■ YOUR OBJECTIVE: Report all lines from the entries below in which "نفسه" appears.
--- start ---
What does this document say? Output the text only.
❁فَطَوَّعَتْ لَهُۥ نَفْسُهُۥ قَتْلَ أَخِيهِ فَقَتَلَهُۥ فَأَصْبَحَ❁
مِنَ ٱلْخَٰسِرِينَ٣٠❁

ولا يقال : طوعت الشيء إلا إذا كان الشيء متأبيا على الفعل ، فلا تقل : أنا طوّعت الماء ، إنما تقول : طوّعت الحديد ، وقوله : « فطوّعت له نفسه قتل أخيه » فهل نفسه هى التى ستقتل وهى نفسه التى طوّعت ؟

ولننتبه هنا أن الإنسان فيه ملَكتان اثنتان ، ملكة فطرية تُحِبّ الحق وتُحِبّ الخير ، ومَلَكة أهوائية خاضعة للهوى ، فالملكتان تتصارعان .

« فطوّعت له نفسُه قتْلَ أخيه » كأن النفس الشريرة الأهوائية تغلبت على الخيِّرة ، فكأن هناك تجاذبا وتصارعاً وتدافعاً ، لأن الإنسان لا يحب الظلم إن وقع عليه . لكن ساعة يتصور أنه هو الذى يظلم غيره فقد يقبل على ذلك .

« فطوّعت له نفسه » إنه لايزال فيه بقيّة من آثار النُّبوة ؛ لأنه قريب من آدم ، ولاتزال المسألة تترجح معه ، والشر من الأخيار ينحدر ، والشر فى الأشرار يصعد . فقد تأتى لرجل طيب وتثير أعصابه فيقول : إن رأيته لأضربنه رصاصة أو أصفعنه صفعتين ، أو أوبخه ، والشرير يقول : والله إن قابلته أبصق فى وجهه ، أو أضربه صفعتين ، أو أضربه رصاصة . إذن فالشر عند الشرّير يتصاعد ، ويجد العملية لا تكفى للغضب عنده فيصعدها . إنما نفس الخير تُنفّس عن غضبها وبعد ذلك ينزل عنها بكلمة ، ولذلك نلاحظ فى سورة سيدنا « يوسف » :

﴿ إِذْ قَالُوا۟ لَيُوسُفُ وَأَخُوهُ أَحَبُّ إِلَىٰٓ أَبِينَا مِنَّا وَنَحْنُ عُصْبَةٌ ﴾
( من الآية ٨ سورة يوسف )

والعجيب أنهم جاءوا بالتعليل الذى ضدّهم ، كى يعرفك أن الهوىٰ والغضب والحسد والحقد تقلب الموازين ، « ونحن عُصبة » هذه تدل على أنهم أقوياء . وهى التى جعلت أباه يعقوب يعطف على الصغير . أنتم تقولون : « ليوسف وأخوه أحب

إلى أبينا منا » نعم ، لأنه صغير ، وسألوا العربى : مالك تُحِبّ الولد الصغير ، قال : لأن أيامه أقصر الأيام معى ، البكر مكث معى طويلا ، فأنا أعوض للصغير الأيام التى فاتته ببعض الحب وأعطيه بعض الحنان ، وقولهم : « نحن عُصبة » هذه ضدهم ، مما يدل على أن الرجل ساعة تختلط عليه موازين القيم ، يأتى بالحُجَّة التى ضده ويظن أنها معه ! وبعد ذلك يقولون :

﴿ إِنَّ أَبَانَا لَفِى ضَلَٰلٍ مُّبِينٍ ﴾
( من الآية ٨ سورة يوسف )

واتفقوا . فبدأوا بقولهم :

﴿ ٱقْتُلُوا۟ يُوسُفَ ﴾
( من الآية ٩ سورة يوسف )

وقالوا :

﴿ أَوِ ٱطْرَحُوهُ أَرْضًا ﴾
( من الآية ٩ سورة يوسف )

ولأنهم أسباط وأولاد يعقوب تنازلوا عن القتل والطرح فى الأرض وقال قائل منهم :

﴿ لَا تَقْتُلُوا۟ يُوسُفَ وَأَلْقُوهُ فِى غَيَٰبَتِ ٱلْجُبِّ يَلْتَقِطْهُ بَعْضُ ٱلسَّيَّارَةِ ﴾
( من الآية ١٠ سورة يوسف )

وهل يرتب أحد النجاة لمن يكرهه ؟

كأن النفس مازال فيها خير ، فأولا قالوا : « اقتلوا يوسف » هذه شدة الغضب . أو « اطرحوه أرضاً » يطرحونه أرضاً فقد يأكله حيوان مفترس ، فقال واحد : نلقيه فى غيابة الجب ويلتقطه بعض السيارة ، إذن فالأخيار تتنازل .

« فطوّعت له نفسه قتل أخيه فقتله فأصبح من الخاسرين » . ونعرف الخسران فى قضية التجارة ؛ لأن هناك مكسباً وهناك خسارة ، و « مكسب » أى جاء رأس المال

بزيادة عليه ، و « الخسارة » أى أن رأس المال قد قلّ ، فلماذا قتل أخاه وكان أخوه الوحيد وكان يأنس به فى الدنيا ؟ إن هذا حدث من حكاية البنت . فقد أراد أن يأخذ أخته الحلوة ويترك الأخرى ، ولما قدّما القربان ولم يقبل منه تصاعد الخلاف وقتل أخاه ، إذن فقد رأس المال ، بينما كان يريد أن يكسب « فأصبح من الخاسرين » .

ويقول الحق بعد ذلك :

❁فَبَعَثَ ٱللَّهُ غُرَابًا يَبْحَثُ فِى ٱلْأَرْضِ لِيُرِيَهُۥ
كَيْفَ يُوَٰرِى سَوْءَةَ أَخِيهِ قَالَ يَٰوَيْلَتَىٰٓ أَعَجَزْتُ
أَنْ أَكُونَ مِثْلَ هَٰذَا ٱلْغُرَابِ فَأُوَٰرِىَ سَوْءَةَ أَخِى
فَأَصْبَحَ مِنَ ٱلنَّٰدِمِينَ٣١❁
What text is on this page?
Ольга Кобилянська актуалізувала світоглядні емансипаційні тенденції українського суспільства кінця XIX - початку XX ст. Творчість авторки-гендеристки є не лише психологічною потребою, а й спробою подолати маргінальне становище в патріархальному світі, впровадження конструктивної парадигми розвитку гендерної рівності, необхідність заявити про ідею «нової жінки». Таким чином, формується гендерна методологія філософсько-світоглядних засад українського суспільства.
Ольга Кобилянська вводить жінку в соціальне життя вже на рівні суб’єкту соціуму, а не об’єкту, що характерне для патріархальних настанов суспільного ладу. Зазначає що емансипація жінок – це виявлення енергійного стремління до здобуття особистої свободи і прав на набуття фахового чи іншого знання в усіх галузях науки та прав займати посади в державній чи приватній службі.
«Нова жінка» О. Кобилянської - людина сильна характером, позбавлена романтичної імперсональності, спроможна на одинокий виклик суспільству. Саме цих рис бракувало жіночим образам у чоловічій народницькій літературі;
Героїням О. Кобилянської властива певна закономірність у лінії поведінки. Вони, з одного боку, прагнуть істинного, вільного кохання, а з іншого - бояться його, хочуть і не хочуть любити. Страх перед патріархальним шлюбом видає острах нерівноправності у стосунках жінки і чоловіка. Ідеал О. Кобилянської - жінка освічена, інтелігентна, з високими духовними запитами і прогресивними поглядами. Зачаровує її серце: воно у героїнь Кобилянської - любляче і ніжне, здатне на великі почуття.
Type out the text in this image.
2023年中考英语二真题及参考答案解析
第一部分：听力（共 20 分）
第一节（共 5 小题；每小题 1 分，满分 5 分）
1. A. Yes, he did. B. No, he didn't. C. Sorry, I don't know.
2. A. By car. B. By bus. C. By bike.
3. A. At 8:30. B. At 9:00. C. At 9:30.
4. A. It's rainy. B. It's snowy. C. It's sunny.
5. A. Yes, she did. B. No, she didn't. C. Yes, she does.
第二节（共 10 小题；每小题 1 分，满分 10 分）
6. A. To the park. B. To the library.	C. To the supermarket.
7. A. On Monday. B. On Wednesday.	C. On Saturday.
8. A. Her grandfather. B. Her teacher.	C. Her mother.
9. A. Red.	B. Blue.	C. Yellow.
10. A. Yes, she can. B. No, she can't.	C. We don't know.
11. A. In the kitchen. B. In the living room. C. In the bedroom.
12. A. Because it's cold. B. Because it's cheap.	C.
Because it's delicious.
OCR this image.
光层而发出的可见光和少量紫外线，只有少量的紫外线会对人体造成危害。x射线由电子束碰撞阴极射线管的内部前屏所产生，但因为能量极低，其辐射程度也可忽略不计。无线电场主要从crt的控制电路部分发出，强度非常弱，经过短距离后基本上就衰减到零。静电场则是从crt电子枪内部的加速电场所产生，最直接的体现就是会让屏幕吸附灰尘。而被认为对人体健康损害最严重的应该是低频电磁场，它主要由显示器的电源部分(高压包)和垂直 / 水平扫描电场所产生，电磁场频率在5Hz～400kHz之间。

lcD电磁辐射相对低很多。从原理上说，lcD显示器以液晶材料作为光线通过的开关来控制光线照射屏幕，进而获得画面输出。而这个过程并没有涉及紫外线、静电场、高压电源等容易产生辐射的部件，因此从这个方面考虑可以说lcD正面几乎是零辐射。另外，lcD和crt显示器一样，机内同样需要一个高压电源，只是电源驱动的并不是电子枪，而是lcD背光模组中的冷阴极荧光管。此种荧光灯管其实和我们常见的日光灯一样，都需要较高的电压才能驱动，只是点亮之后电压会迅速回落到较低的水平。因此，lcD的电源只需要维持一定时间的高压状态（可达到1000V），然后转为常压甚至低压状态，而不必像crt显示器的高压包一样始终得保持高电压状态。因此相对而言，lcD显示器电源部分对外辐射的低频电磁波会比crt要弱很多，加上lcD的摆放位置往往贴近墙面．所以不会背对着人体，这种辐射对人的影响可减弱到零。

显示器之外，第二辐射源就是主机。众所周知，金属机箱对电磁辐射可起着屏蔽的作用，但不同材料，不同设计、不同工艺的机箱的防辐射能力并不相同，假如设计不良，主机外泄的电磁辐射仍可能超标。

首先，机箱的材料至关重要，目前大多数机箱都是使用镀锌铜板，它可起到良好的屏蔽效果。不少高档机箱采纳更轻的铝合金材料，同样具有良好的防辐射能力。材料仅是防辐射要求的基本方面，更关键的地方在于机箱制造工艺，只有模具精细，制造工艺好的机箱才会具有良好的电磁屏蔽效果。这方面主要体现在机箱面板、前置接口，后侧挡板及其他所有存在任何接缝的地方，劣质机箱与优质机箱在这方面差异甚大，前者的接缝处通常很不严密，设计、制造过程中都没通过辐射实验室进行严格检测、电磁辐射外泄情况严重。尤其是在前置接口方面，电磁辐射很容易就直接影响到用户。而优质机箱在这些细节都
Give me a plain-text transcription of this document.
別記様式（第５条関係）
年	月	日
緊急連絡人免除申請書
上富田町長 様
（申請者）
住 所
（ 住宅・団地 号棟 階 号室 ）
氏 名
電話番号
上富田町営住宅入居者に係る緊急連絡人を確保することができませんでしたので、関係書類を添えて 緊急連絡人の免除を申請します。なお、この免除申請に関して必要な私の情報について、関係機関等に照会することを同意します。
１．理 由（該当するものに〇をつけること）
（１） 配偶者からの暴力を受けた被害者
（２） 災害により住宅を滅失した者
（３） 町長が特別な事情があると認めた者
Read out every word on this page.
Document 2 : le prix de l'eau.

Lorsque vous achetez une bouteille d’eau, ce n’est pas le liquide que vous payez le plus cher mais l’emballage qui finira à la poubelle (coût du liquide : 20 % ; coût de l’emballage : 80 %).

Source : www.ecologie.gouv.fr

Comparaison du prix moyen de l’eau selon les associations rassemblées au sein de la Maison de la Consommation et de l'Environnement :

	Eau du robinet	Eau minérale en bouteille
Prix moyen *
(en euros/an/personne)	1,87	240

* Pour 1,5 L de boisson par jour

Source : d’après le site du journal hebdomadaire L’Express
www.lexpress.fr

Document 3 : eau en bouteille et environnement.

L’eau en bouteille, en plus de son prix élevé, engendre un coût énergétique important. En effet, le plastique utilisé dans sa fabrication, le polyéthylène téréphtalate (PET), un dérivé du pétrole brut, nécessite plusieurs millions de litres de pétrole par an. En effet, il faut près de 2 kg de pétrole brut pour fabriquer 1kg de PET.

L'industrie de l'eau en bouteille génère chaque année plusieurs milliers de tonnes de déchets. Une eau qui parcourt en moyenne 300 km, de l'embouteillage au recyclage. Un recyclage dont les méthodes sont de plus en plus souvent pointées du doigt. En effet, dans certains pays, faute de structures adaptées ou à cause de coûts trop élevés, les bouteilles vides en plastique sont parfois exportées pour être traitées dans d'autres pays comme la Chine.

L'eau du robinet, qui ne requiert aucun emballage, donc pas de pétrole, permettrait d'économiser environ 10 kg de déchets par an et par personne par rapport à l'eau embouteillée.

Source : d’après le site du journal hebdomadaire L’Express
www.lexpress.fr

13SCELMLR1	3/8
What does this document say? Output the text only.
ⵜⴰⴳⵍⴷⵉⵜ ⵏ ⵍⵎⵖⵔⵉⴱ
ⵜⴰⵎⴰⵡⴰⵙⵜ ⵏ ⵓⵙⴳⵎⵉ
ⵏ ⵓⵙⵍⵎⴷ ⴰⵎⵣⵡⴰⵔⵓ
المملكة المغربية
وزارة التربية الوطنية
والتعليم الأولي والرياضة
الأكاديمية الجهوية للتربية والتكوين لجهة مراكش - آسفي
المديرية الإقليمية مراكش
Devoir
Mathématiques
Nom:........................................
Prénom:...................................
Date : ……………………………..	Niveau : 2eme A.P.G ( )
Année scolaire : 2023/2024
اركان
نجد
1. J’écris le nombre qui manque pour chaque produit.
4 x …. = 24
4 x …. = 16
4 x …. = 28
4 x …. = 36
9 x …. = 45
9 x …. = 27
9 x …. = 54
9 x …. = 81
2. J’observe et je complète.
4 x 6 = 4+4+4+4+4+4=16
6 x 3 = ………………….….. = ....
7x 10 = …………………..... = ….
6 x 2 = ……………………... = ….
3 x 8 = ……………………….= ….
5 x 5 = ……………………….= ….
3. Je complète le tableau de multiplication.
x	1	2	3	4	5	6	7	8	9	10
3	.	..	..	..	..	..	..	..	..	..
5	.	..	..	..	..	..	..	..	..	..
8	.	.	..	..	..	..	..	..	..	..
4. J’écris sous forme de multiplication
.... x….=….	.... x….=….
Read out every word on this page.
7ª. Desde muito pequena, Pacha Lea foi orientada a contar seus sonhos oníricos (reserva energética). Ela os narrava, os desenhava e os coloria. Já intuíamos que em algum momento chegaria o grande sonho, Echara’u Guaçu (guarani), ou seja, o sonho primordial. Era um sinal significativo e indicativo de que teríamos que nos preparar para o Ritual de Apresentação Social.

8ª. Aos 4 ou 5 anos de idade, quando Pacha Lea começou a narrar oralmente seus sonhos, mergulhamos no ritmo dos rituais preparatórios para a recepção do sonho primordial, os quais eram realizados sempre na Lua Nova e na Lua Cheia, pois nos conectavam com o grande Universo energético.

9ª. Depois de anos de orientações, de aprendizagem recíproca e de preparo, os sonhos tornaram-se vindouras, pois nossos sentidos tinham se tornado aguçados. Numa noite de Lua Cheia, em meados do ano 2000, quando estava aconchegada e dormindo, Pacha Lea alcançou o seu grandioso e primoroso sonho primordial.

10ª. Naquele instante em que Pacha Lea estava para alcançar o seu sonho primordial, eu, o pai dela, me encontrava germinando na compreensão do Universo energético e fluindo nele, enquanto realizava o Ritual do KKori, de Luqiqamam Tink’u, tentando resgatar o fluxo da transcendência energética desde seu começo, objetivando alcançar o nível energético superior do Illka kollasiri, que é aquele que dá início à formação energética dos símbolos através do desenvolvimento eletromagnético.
--- end ---
■ FINAL RESULT:
ولا يقال : طوعت الشيء إلا إذا كان الشيء متأبيا على الفعل ، فلا تقل : أنا طوّعت الماء ، إنما تقول : طوّعت الحديد ، وقوله : « فطوّعت له نفسه قتل أخيه » فهل نفسه هى التى ستقتل وهى نفسه التى طوّعت ؟
« فطوّعت له نفسه » إنه لايزال فيه بقيّة من آثار النُّبوة ؛ لأنه قريب من آدم ، ولاتزال المسألة تترجح معه ، والشر من الأخيار ينحدر ، والشر فى الأشرار يصعد . فقد تأتى لرجل طيب وتثير أعصابه فيقول : إن رأيته لأضربنه رصاصة أو أصفعنه صفعتين ، أو أوبخه ، والشرير يقول : والله إن قابلته أبصق فى وجهه ، أو أضربه صفعتين ، أو أضربه رصاصة . إذن فالشر عند الشرّير يتصاعد ، ويجد العملية لا تكفى للغضب عنده فيصعدها . إنما نفس الخير تُنفّس عن غضبها وبعد ذلك ينزل عنها بكلمة ، ولذلك نلاحظ فى سورة سيدنا « يوسف » :
« فطوّعت له نفسه قتل أخيه فقتله فأصبح من الخاسرين » . ونعرف الخسران فى قضية التجارة ؛ لأن هناك مكسباً وهناك خسارة ، و « مكسب » أى جاء رأس المال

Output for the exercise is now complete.